### [WRITTEN REQUEST]
The entries below are to be repeated exactly as they stand.

[Entries from a dataset]

>> BEGIN

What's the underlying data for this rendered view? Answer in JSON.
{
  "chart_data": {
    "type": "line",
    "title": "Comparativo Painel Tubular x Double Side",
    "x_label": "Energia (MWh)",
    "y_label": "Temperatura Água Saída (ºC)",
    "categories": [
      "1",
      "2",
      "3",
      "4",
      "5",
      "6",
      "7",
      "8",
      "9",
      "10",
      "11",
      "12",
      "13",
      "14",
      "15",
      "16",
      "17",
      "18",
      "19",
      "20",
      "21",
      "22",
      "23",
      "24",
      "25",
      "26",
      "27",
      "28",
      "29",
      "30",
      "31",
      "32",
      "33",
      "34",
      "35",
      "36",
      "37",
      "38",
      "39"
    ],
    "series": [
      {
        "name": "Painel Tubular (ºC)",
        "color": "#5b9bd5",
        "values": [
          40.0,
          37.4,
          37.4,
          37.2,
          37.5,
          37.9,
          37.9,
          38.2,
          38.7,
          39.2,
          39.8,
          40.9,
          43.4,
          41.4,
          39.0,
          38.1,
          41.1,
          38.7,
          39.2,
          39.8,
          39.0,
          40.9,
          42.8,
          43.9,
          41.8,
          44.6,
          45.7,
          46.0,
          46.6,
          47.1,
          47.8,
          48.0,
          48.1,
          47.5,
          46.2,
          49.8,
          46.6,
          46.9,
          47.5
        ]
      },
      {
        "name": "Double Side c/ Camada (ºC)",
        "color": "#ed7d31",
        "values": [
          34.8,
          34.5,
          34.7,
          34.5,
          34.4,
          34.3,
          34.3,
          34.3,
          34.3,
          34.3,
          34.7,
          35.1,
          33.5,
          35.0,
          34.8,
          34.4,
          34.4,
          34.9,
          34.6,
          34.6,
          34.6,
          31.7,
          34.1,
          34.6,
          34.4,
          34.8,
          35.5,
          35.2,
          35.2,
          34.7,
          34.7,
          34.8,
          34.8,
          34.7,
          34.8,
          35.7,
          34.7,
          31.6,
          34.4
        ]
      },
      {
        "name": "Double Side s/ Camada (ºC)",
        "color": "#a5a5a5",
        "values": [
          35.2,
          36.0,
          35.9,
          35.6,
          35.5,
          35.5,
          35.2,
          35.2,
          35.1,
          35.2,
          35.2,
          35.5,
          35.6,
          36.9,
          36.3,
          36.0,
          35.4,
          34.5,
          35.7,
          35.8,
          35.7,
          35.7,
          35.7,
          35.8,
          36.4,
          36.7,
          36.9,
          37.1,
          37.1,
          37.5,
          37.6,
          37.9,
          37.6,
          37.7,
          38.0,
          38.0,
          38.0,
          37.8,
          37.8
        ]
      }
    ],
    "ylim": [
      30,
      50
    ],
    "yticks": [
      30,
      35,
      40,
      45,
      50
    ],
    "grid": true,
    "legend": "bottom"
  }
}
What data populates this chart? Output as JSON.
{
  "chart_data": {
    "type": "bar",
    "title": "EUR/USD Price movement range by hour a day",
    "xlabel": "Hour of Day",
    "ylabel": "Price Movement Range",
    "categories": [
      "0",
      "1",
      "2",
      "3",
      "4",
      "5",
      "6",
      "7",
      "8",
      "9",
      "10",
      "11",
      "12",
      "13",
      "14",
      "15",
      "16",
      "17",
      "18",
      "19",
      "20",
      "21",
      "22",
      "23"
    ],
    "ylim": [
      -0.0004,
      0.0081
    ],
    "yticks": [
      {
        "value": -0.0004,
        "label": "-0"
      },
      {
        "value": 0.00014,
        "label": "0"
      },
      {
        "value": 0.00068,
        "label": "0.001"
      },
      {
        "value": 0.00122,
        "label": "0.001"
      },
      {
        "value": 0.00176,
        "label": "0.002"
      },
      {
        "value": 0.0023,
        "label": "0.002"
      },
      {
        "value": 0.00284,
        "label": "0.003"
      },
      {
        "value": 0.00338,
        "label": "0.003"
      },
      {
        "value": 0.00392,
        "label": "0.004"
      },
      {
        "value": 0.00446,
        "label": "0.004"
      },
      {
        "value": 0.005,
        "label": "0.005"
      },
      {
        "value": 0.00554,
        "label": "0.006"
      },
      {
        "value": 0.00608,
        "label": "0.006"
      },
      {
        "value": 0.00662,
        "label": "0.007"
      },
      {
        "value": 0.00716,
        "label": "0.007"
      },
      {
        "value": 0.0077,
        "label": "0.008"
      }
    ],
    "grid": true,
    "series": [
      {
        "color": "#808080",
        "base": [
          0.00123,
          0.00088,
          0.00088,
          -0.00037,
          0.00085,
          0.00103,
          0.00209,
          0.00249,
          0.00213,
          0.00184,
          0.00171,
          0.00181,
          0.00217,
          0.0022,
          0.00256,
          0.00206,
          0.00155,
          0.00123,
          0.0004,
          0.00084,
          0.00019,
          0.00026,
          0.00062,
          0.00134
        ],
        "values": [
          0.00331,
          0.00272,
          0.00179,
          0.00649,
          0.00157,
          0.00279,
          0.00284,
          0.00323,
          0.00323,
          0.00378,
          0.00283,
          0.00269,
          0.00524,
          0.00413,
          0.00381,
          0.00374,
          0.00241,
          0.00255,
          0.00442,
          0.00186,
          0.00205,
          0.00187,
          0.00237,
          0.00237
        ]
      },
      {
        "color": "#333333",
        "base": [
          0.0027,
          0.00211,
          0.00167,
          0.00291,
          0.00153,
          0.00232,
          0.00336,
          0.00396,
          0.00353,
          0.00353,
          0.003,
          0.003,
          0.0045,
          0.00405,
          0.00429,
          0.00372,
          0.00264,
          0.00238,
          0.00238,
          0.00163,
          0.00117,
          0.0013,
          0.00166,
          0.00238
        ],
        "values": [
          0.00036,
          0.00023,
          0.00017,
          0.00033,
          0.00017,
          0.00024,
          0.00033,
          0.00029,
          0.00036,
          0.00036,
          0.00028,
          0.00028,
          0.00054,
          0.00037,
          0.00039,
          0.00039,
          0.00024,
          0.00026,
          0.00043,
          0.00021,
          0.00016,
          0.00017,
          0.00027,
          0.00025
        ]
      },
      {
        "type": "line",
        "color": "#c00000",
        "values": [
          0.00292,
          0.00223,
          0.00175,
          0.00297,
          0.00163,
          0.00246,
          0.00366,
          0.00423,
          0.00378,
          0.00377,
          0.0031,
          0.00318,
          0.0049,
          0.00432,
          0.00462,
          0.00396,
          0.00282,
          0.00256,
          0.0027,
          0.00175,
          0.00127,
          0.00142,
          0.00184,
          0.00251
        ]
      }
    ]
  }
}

>> END

### [TASK OUTPUT]
What's the underlying data for this rendered view? Answer in JSON.
{
  "chart_data": {
    "type": "line",
    "title": "Comparativo Painel Tubular x Double Side",
    "x_label": "Energia (MWh)",
    "y_label": "Temperatura Água Saída (ºC)",
    "categories": [
      "1",
      "2",
      "3",
      "4",
      "5",
      "6",
      "7",
      "8",
      "9",
      "10",
      "11",
      "12",
      "13",
      "14",
      "15",
      "16",
      "17",
      "18",
      "19",
      "20",
      "21",
      "22",
      "23",
      "24",
      "25",
      "26",
      "27",
      "28",
      "29",
      "30",
      "31",
      "32",
      "33",
      "34",
      "35",
      "36",
      "37",
      "38",
      "39"
    ],
    "series": [
      {
        "name": "Painel Tubular (ºC)",
        "color": "#5b9bd5",
        "values": [
          40.0,
          37.4,
          37.4,
          37.2,
          37.5,
          37.9,
          37.9,
          38.2,
          38.7,
          39.2,
          39.8,
          40.9,
          43.4,
          41.4,
          39.0,
          38.1,
          41.1,
          38.7,
          39.2,
          39.8,
          39.0,
          40.9,
          42.8,
          43.9,
          41.8,
          44.6,
          45.7,
          46.0,
          46.6,
          47.1,
          47.8,
          48.0,
          48.1,
          47.5,
          46.2,
          49.8,
          46.6,
          46.9,
          47.5
        ]
      },
      {
        "name": "Double Side c/ Camada (ºC)",
        "color": "#ed7d31",
        "values": [
          34.8,
          34.5,
          34.7,
          34.5,
          34.4,
          34.3,
          34.3,
          34.3,
          34.3,
          34.3,
          34.7,
          35.1,
          33.5,
          35.0,
          34.8,
          34.4,
          34.4,
          34.9,
          34.6,
          34.6,
          34.6,
          31.7,
          34.1,
          34.6,
          34.4,
          34.8,
          35.5,
          35.2,
          35.2,
          34.7,
          34.7,
          34.8,
          34.8,
          34.7,
          34.8,
          35.7,
          34.7,
          31.6,
          34.4
        ]
      },
      {
        "name": "Double Side s/ Camada (ºC)",
        "color": "#a5a5a5",
        "values": [
          35.2,
          36.0,
          35.9,
          35.6,
          35.5,
          35.5,
          35.2,
          35.2,
          35.1,
          35.2,
          35.2,
          35.5,
          35.6,
          36.9,
          36.3,
          36.0,
          35.4,
          34.5,
          35.7,
          35.8,
          35.7,
          35.7,
          35.7,
          35.8,
          36.4,
          36.7,
          36.9,
          37.1,
          37.1,
          37.5,
          37.6,
          37.9,
          37.6,
          37.7,
          38.0,
          38.0,
          38.0,
          37.8,
          37.8
        ]
      }
    ],
    "ylim": [
      30,
      50
    ],
    "yticks": [
      30,
      35,
      40,
      45,
      50
    ],
    "grid": true,
    "legend": "bottom"
  }
}
What data populates this chart? Output as JSON.
{
  "chart_data": {
    "type": "bar",
    "title": "EUR/USD Price movement range by hour a day",
    "xlabel": "Hour of Day",
    "ylabel": "Price Movement Range",
    "categories": [
      "0",
      "1",
      "2",
      "3",
      "4",
      "5",
      "6",
      "7",
      "8",
      "9",
      "10",
      "11",
      "12",
      "13",
      "14",
      "15",
      "16",
      "17",
      "18",
      "19",
      "20",
      "21",
      "22",
      "23"
    ],
    "ylim": [
      -0.0004,
      0.0081
    ],
    "yticks": [
      {
        "value": -0.0004,
        "label": "-0"
      },
      {
        "value": 0.00014,
        "label": "0"
      },
      {
        "value": 0.00068,
        "label": "0.001"
      },
      {
        "value": 0.00122,
        "label": "0.001"
      },
      {
        "value": 0.00176,
        "label": "0.002"
      },
      {
        "value": 0.0023,
        "label": "0.002"
      },
      {
        "value": 0.00284,
        "label": "0.003"
      },
      {
        "value": 0.00338,
        "label": "0.003"
      },
      {
        "value": 0.00392,
        "label": "0.004"
      },
      {
        "value": 0.00446,
        "label": "0.004"
      },
      {
        "value": 0.005,
        "label": "0.005"
      },
      {
        "value": 0.00554,
        "label": "0.006"
      },
      {
        "value": 0.00608,
        "label": "0.006"
      },
      {
        "value": 0.00662,
        "label": "0.007"
      },
      {
        "value": 0.00716,
        "label": "0.007"
      },
      {
        "value": 0.0077,
        "label": "0.008"
      }
    ],
    "grid": true,
    "series": [
      {
        "color": "#808080",
        "base": [
          0.00123,
          0.00088,
          0.00088,
          -0.00037,
          0.00085,
          0.00103,
          0.00209,
          0.00249,
          0.00213,
          0.00184,
          0.00171,
          0.00181,
          0.00217,
          0.0022,
          0.00256,
          0.00206,
          0.00155,
          0.00123,
          0.0004,
          0.00084,
          0.00019,
          0.00026,
          0.00062,
          0.00134
        ],
        "values": [
          0.00331,
          0.00272,
          0.00179,
          0.00649,
          0.00157,
          0.00279,
          0.00284,
          0.00323,
          0.00323,
          0.00378,
          0.00283,
          0.00269,
          0.00524,
          0.00413,
          0.00381,
          0.00374,
          0.00241,
          0.00255,
          0.00442,
          0.00186,
          0.00205,
          0.00187,
          0.00237,
          0.00237
        ]
      },
      {
        "color": "#333333",
        "base": [
          0.0027,
          0.00211,
          0.00167,
          0.00291,
          0.00153,
          0.00232,
          0.00336,
          0.00396,
          0.00353,
          0.00353,
          0.003,
          0.003,
          0.0045,
          0.00405,
          0.00429,
          0.00372,
          0.00264,
          0.00238,
          0.00238,
          0.00163,
          0.00117,
          0.0013,
          0.00166,
          0.00238
        ],
        "values": [
          0.00036,
          0.00023,
          0.00017,
          0.00033,
          0.00017,
          0.00024,
          0.00033,
          0.00029,
          0.00036,
          0.00036,
          0.00028,
          0.00028,
          0.00054,
          0.00037,
          0.00039,
          0.00039,
          0.00024,
          0.00026,
          0.00043,
          0.00021,
          0.00016,
          0.00017,
          0.00027,
          0.00025
        ]
      },
      {
        "type": "line",
        "color": "#c00000",
        "values": [
          0.00292,
          0.00223,
          0.00175,
          0.00297,
          0.00163,
          0.00246,
          0.00366,
          0.00423,
          0.00378,
          0.00377,
          0.0031,
          0.00318,
          0.0049,
          0.00432,
          0.00462,
          0.00396,
          0.00282,
          0.00256,
          0.0027,
          0.00175,
          0.00127,
          0.00142,
          0.00184,
          0.00251
        ]
      }
    ]
  }
}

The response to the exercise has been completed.